Directions — With the images removed, repeat the data below exactly.

A block of data:
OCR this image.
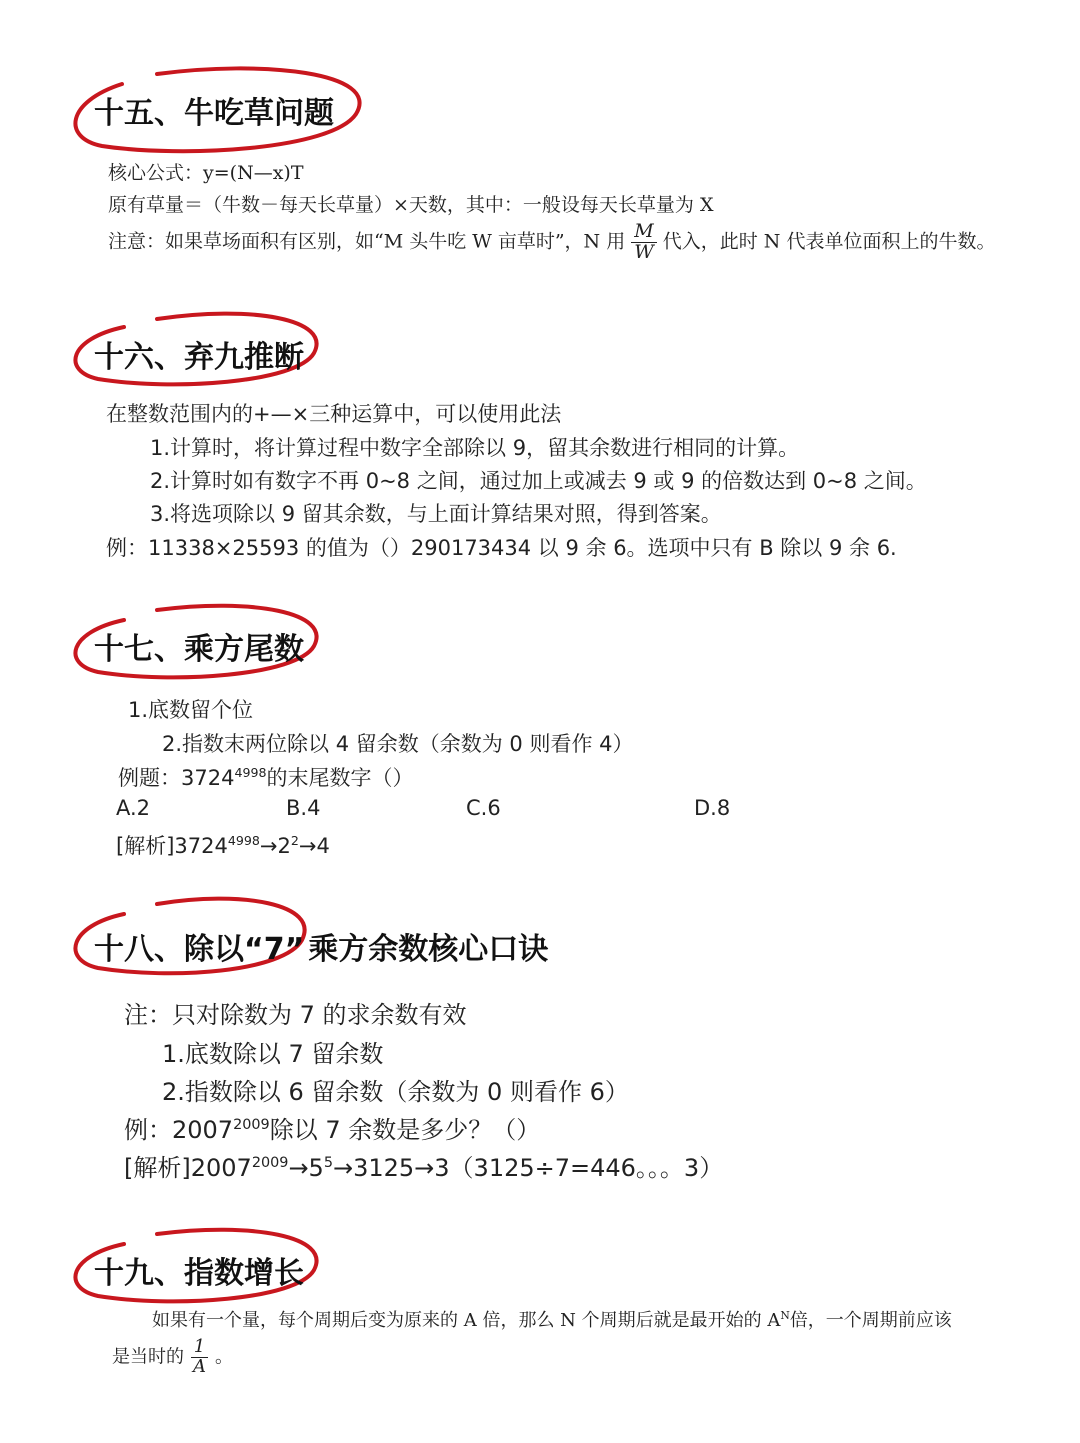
十五、牛吃草问题
核心公式：y=(N—x)T
原有草量＝（牛数－每天长草量）×天数，其中：一般设每天长草量为 X
注意：如果草场面积有区别，如“M 头牛吃 W 亩草时”，N 用 $\frac{M}{W}$ 代入，此时 N 代表单位面积上的牛数。
十六、弃九推断
在整数范围内的+—×三种运算中，可以使用此法
1.计算时，将计算过程中数字全部除以 9，留其余数进行相同的计算。
2.计算时如有数字不再 0~8 之间，通过加上或减去 9 或 9 的倍数达到 0~8 之间。
3.将选项除以 9 留其余数，与上面计算结果对照，得到答案。
例：11338×25593 的值为（）290173434 以 9 余 6。选项中只有 B 除以 9 余 6.
十七、乘方尾数
1.底数留个位
2.指数末两位除以 4 留余数（余数为 0 则看作 4）
例题：$3724^{4998}$的末尾数字（）
A.2	B.4	C.6	D.8
[解析]$3724^{4998}\to 2^2\to 4$
十八、除以“7” 乘方余数核心口诀
注：只对除数为 7 的求余数有效
1.底数除以 7 留余数
2.指数除以 6 留余数（余数为 0 则看作 6）
例：$2007^{2009}$除以 7 余数是多少？（）
[解析]$2007^{2009}\to 5^5\to 3125\to 3(3125\div 7=446$。。。3）
十九、指数增长
如果有一个量，每个周期后变为原来的 A 倍，那么 N 个周期后就是最开始的 $A^N$倍，一个周期前应该
是当时的 $\frac{1}{A}$ 。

Solution to this exercise —
OCR this image.
十五、牛吃草问题
核心公式：y=(N—x)T
原有草量＝（牛数－每天长草量）×天数，其中：一般设每天长草量为 X
注意：如果草场面积有区别，如“M 头牛吃 W 亩草时”，N 用 $\frac{M}{W}$ 代入，此时 N 代表单位面积上的牛数。
十六、弃九推断
在整数范围内的+—×三种运算中，可以使用此法
1.计算时，将计算过程中数字全部除以 9，留其余数进行相同的计算。
2.计算时如有数字不再 0~8 之间，通过加上或减去 9 或 9 的倍数达到 0~8 之间。
3.将选项除以 9 留其余数，与上面计算结果对照，得到答案。
例：11338×25593 的值为（）290173434 以 9 余 6。选项中只有 B 除以 9 余 6.
十七、乘方尾数
1.底数留个位
2.指数末两位除以 4 留余数（余数为 0 则看作 4）
例题：$3724^{4998}$的末尾数字（）
A.2	B.4	C.6	D.8
[解析]$3724^{4998}\to 2^2\to 4$
十八、除以“7” 乘方余数核心口诀
注：只对除数为 7 的求余数有效
1.底数除以 7 留余数
2.指数除以 6 留余数（余数为 0 则看作 6）
例：$2007^{2009}$除以 7 余数是多少？（）
[解析]$2007^{2009}\to 5^5\to 3125\to 3(3125\div 7=446$。。。3）
十九、指数增长
如果有一个量，每个周期后变为原来的 A 倍，那么 N 个周期后就是最开始的 $A^N$倍，一个周期前应该
是当时的 $\frac{1}{A}$ 。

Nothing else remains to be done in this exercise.